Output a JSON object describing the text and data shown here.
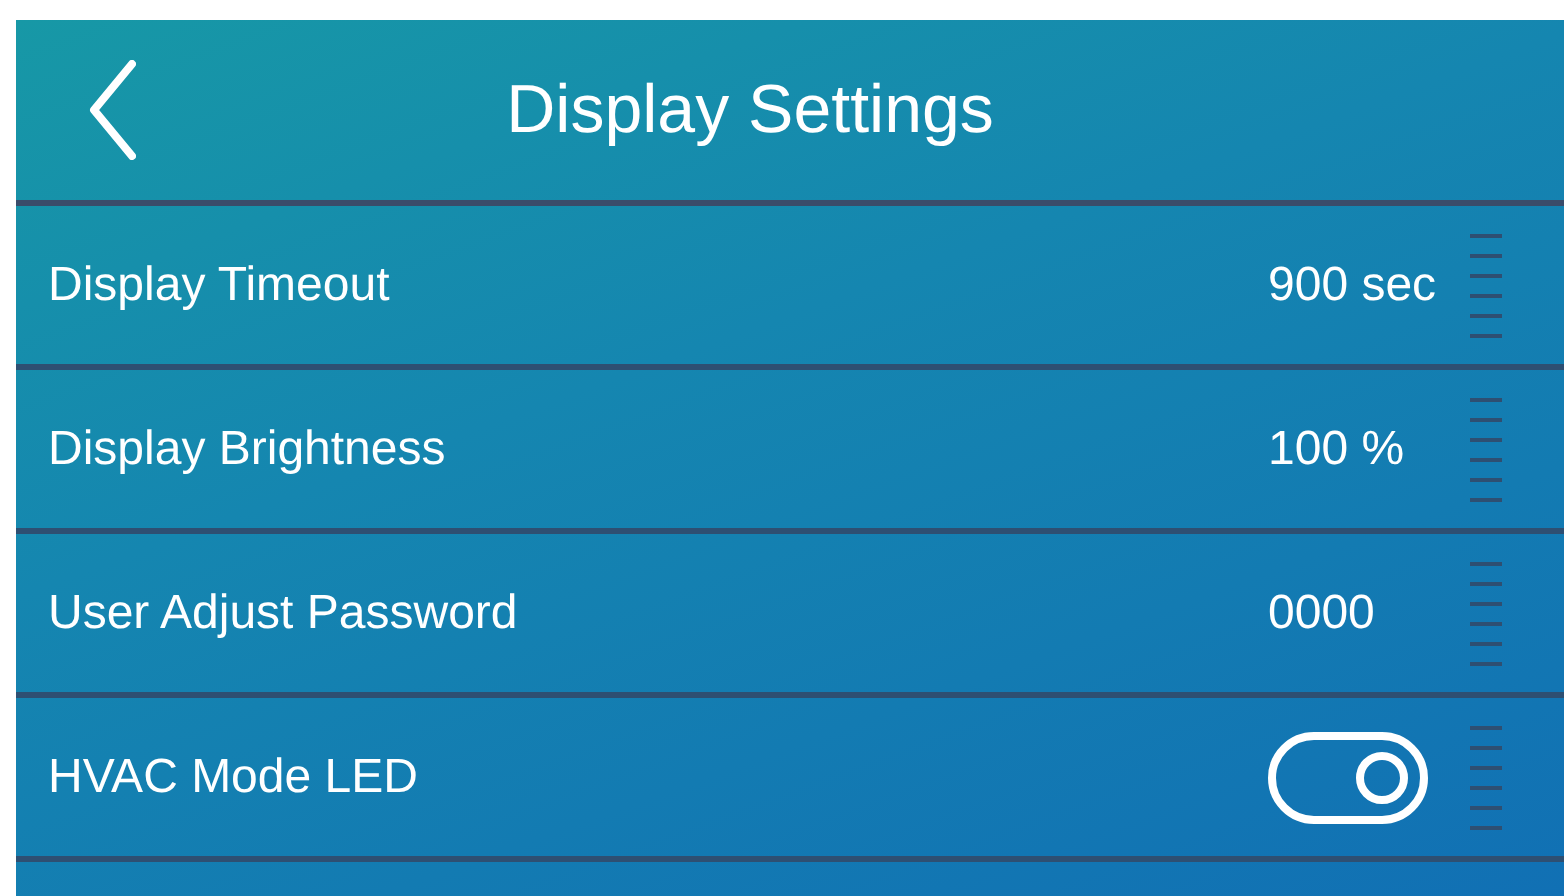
{
  "header": {
    "title": "Display Settings"
  },
  "rows": [
    {
      "kind": "value",
      "label": "Display Timeout",
      "value": "900 sec"
    },
    {
      "kind": "value",
      "label": "Display Brightness",
      "value": "100 %"
    },
    {
      "kind": "value",
      "label": "User Adjust Password",
      "value": "0000"
    },
    {
      "kind": "toggle",
      "label": "HVAC Mode LED",
      "on": true
    }
  ]
}
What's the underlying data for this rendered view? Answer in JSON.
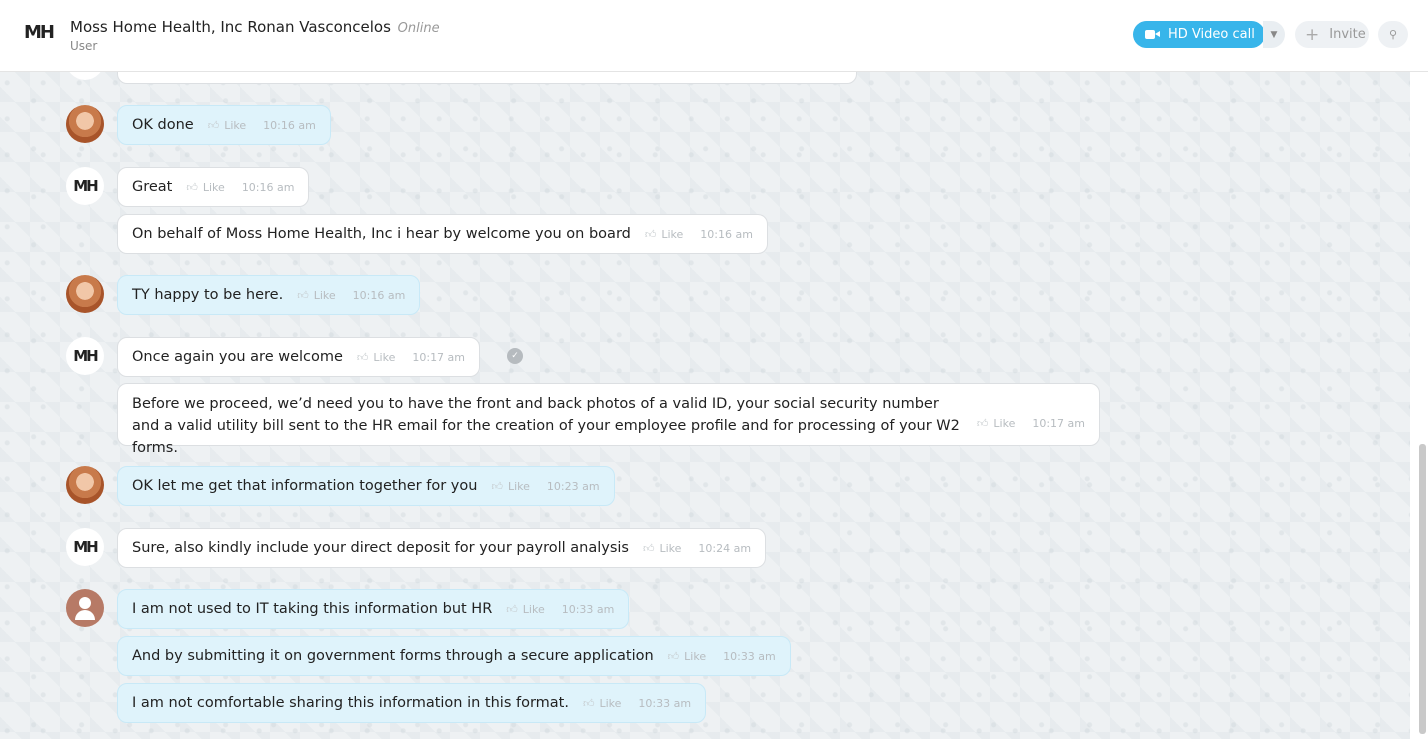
+ + + + + + +
■ **PROMPT**
Repeat each entry exactly as it appears; skip any picture.

■ **FINAL ANSWER**
Output a JSON object describing the text and data shown here.
{
  "header": {
    "title": "Display Settings"
  },
  "rows": [
    {
      "kind": "value",
      "label": "Display Timeout",
      "value": "900 sec"
    },
    {
      "kind": "value",
      "label": "Display Brightness",
      "value": "100 %"
    },
    {
      "kind": "value",
      "label": "User Adjust Password",
      "value": "0000"
    },
    {
      "kind": "toggle",
      "label": "HVAC Mode LED",
      "on": true
    }
  ]
}
What's the underlying data for this rendered view? Answer in JSON.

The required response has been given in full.